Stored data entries
>>>>>

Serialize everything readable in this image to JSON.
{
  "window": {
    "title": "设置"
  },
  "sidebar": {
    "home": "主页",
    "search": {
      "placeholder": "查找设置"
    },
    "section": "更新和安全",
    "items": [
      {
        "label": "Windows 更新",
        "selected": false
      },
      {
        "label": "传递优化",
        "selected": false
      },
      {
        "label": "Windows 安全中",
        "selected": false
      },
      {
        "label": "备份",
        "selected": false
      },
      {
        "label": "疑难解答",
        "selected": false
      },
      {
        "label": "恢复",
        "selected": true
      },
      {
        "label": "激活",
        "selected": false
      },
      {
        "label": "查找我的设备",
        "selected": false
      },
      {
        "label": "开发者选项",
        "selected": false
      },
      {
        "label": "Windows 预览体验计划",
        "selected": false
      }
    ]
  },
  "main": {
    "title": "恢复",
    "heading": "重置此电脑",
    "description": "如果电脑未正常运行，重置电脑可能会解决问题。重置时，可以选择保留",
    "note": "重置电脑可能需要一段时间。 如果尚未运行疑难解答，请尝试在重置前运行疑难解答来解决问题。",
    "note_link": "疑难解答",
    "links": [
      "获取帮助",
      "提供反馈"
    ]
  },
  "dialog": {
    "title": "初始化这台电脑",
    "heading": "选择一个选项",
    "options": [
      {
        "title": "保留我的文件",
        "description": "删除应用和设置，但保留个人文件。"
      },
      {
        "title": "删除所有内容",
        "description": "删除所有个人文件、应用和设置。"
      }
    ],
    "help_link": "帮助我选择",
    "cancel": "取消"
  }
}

<<<<<

SET PROBLEM
Make an exact copy of the material above.

WRITTEN SOLUTION
Serialize everything readable in this image to JSON.
{
  "window": {
    "title": "设置"
  },
  "sidebar": {
    "home": "主页",
    "search": {
      "placeholder": "查找设置"
    },
    "section": "更新和安全",
    "items": [
      {
        "label": "Windows 更新",
        "selected": false
      },
      {
        "label": "传递优化",
        "selected": false
      },
      {
        "label": "Windows 安全中",
        "selected": false
      },
      {
        "label": "备份",
        "selected": false
      },
      {
        "label": "疑难解答",
        "selected": false
      },
      {
        "label": "恢复",
        "selected": true
      },
      {
        "label": "激活",
        "selected": false
      },
      {
        "label": "查找我的设备",
        "selected": false
      },
      {
        "label": "开发者选项",
        "selected": false
      },
      {
        "label": "Windows 预览体验计划",
        "selected": false
      }
    ]
  },
  "main": {
    "title": "恢复",
    "heading": "重置此电脑",
    "description": "如果电脑未正常运行，重置电脑可能会解决问题。重置时，可以选择保留",
    "note": "重置电脑可能需要一段时间。 如果尚未运行疑难解答，请尝试在重置前运行疑难解答来解决问题。",
    "note_link": "疑难解答",
    "links": [
      "获取帮助",
      "提供反馈"
    ]
  },
  "dialog": {
    "title": "初始化这台电脑",
    "heading": "选择一个选项",
    "options": [
      {
        "title": "保留我的文件",
        "description": "删除应用和设置，但保留个人文件。"
      },
      {
        "title": "删除所有内容",
        "description": "删除所有个人文件、应用和设置。"
      }
    ],
    "help_link": "帮助我选择",
    "cancel": "取消"
  }
}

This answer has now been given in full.